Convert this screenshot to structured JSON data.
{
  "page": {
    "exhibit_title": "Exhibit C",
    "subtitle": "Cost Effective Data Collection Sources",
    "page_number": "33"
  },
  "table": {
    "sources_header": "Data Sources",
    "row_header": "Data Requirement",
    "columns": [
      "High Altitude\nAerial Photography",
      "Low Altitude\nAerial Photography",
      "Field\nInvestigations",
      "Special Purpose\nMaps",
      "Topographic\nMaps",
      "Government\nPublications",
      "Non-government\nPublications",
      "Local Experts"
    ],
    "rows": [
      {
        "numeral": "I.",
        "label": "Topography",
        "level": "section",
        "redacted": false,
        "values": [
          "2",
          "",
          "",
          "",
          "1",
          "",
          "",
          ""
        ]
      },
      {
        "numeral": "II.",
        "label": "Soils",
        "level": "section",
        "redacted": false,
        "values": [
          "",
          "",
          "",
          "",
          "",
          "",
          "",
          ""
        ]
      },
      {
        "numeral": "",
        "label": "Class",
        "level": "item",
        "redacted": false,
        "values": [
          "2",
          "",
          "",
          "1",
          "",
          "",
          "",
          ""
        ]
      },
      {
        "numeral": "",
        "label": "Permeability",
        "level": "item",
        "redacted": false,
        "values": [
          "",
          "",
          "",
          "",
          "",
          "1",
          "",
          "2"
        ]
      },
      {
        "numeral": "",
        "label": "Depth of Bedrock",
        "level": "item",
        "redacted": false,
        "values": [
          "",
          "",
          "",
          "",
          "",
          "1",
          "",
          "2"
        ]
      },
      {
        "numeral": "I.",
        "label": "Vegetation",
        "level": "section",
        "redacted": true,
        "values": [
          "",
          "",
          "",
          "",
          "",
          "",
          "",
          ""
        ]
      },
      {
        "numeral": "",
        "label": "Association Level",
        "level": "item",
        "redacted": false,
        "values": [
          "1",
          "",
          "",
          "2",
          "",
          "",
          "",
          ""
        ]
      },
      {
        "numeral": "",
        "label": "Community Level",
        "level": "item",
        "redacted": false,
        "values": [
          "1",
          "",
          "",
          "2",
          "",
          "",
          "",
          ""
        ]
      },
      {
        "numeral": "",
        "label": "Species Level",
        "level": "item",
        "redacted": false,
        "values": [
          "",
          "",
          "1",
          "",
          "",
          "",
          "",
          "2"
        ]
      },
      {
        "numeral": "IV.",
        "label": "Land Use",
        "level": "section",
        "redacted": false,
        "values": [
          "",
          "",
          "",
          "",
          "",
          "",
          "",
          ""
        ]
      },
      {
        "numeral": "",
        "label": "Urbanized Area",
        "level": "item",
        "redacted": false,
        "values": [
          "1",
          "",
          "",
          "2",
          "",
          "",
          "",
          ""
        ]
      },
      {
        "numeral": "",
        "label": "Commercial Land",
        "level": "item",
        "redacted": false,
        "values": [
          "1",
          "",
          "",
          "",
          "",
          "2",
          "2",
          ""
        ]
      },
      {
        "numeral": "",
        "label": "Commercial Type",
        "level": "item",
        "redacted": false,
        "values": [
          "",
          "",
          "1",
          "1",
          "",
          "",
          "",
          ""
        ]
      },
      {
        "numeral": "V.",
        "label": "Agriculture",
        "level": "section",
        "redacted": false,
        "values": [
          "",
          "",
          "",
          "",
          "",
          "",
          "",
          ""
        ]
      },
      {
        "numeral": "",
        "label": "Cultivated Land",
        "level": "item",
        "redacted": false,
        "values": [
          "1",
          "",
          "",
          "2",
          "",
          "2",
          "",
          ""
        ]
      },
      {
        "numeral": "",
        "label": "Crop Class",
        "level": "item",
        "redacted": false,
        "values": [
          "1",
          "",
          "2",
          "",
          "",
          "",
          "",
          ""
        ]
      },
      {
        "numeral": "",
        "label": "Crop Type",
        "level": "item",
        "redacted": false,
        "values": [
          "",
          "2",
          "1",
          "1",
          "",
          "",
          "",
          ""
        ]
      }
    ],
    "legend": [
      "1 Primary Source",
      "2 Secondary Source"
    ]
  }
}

+--

Stated exercise: Reproduce the records above exactly as they appear.

Finished task:
Convert this screenshot to structured JSON data.
{
  "page": {
    "exhibit_title": "Exhibit C",
    "subtitle": "Cost Effective Data Collection Sources",
    "page_number": "33"
  },
  "table": {
    "sources_header": "Data Sources",
    "row_header": "Data Requirement",
    "columns": [
      "High Altitude\nAerial Photography",
      "Low Altitude\nAerial Photography",
      "Field\nInvestigations",
      "Special Purpose\nMaps",
      "Topographic\nMaps",
      "Government\nPublications",
      "Non-government\nPublications",
      "Local Experts"
    ],
    "rows": [
      {
        "numeral": "I.",
        "label": "Topography",
        "level": "section",
        "redacted": false,
        "values": [
          "2",
          "",
          "",
          "",
          "1",
          "",
          "",
          ""
        ]
      },
      {
        "numeral": "II.",
        "label": "Soils",
        "level": "section",
        "redacted": false,
        "values": [
          "",
          "",
          "",
          "",
          "",
          "",
          "",
          ""
        ]
      },
      {
        "numeral": "",
        "label": "Class",
        "level": "item",
        "redacted": false,
        "values": [
          "2",
          "",
          "",
          "1",
          "",
          "",
          "",
          ""
        ]
      },
      {
        "numeral": "",
        "label": "Permeability",
        "level": "item",
        "redacted": false,
        "values": [
          "",
          "",
          "",
          "",
          "",
          "1",
          "",
          "2"
        ]
      },
      {
        "numeral": "",
        "label": "Depth of Bedrock",
        "level": "item",
        "redacted": false,
        "values": [
          "",
          "",
          "",
          "",
          "",
          "1",
          "",
          "2"
        ]
      },
      {
        "numeral": "I.",
        "label": "Vegetation",
        "level": "section",
        "redacted": true,
        "values": [
          "",
          "",
          "",
          "",
          "",
          "",
          "",
          ""
        ]
      },
      {
        "numeral": "",
        "label": "Association Level",
        "level": "item",
        "redacted": false,
        "values": [
          "1",
          "",
          "",
          "2",
          "",
          "",
          "",
          ""
        ]
      },
      {
        "numeral": "",
        "label": "Community Level",
        "level": "item",
        "redacted": false,
        "values": [
          "1",
          "",
          "",
          "2",
          "",
          "",
          "",
          ""
        ]
      },
      {
        "numeral": "",
        "label": "Species Level",
        "level": "item",
        "redacted": false,
        "values": [
          "",
          "",
          "1",
          "",
          "",
          "",
          "",
          "2"
        ]
      },
      {
        "numeral": "IV.",
        "label": "Land Use",
        "level": "section",
        "redacted": false,
        "values": [
          "",
          "",
          "",
          "",
          "",
          "",
          "",
          ""
        ]
      },
      {
        "numeral": "",
        "label": "Urbanized Area",
        "level": "item",
        "redacted": false,
        "values": [
          "1",
          "",
          "",
          "2",
          "",
          "",
          "",
          ""
        ]
      },
      {
        "numeral": "",
        "label": "Commercial Land",
        "level": "item",
        "redacted": false,
        "values": [
          "1",
          "",
          "",
          "",
          "",
          "2",
          "2",
          ""
        ]
      },
      {
        "numeral": "",
        "label": "Commercial Type",
        "level": "item",
        "redacted": false,
        "values": [
          "",
          "",
          "1",
          "1",
          "",
          "",
          "",
          ""
        ]
      },
      {
        "numeral": "V.",
        "label": "Agriculture",
        "level": "section",
        "redacted": false,
        "values": [
          "",
          "",
          "",
          "",
          "",
          "",
          "",
          ""
        ]
      },
      {
        "numeral": "",
        "label": "Cultivated Land",
        "level": "item",
        "redacted": false,
        "values": [
          "1",
          "",
          "",
          "2",
          "",
          "2",
          "",
          ""
        ]
      },
      {
        "numeral": "",
        "label": "Crop Class",
        "level": "item",
        "redacted": false,
        "values": [
          "1",
          "",
          "2",
          "",
          "",
          "",
          "",
          ""
        ]
      },
      {
        "numeral": "",
        "label": "Crop Type",
        "level": "item",
        "redacted": false,
        "values": [
          "",
          "2",
          "1",
          "1",
          "",
          "",
          "",
          ""
        ]
      }
    ],
    "legend": [
      "1 Primary Source",
      "2 Secondary Source"
    ]
  }
}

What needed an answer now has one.